◆ Instruction
Every line below is to be copied exactly, with the pictures left out.

-- Begin Records --

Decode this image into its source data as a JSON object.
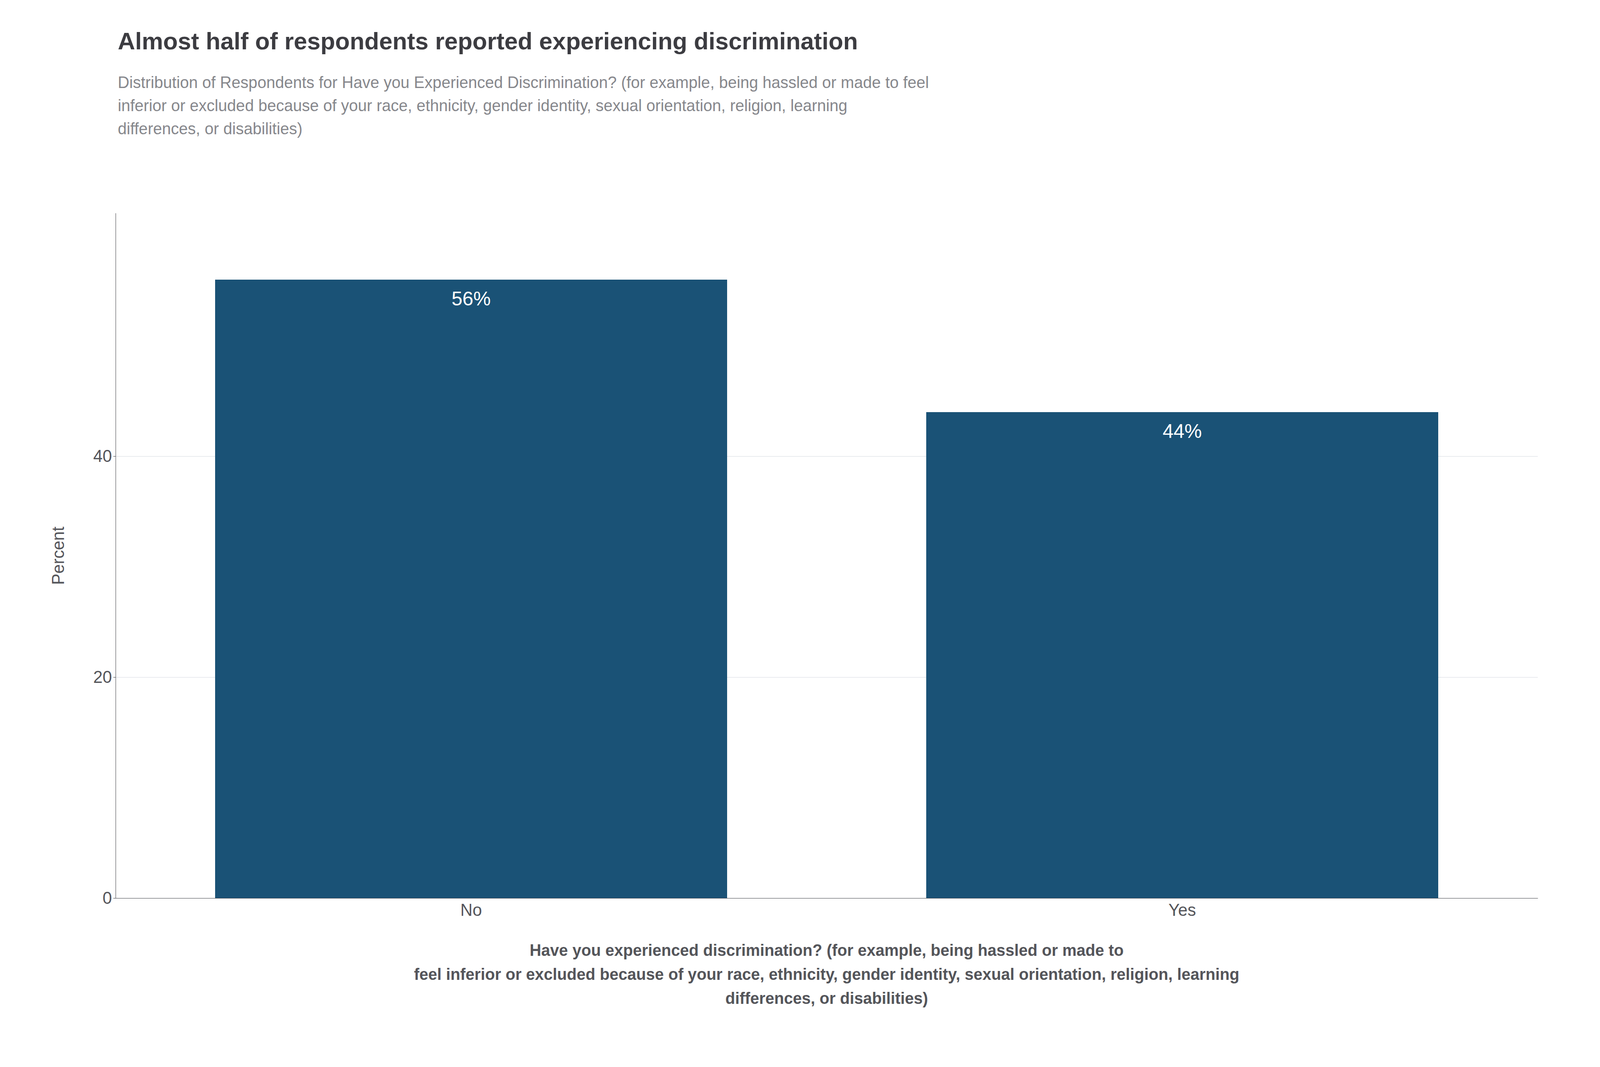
{
  "chart_data": {
    "type": "bar",
    "title": "Almost half of respondents reported experiencing discrimination",
    "subtitle": "Distribution of Respondents for Have you Experienced Discrimination? (for example, being hassled or made to feel\ninferior or excluded because of your race, ethnicity, gender identity, sexual orientation, religion, learning\ndifferences, or disabilities)",
    "categories": [
      "No",
      "Yes"
    ],
    "values": [
      56,
      44
    ],
    "value_labels": [
      "56%",
      "44%"
    ],
    "data_labels": true,
    "color": "#1a5276",
    "ylabel": "Percent",
    "xlabel": "Have you experienced discrimination? (for example, being hassled or made to\nfeel inferior or excluded because of your race, ethnicity, gender identity, sexual orientation, religion, learning\ndifferences, or disabilities)",
    "ylim": [
      0,
      62
    ],
    "yticks": [
      0,
      20,
      40
    ],
    "grid": true
  }
}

-- End Records --

◆ Final result
Decode this image into its source data as a JSON object.
{
  "chart_data": {
    "type": "bar",
    "title": "Almost half of respondents reported experiencing discrimination",
    "subtitle": "Distribution of Respondents for Have you Experienced Discrimination? (for example, being hassled or made to feel\ninferior or excluded because of your race, ethnicity, gender identity, sexual orientation, religion, learning\ndifferences, or disabilities)",
    "categories": [
      "No",
      "Yes"
    ],
    "values": [
      56,
      44
    ],
    "value_labels": [
      "56%",
      "44%"
    ],
    "data_labels": true,
    "color": "#1a5276",
    "ylabel": "Percent",
    "xlabel": "Have you experienced discrimination? (for example, being hassled or made to\nfeel inferior or excluded because of your race, ethnicity, gender identity, sexual orientation, religion, learning\ndifferences, or disabilities)",
    "ylim": [
      0,
      62
    ],
    "yticks": [
      0,
      20,
      40
    ],
    "grid": true
  }
}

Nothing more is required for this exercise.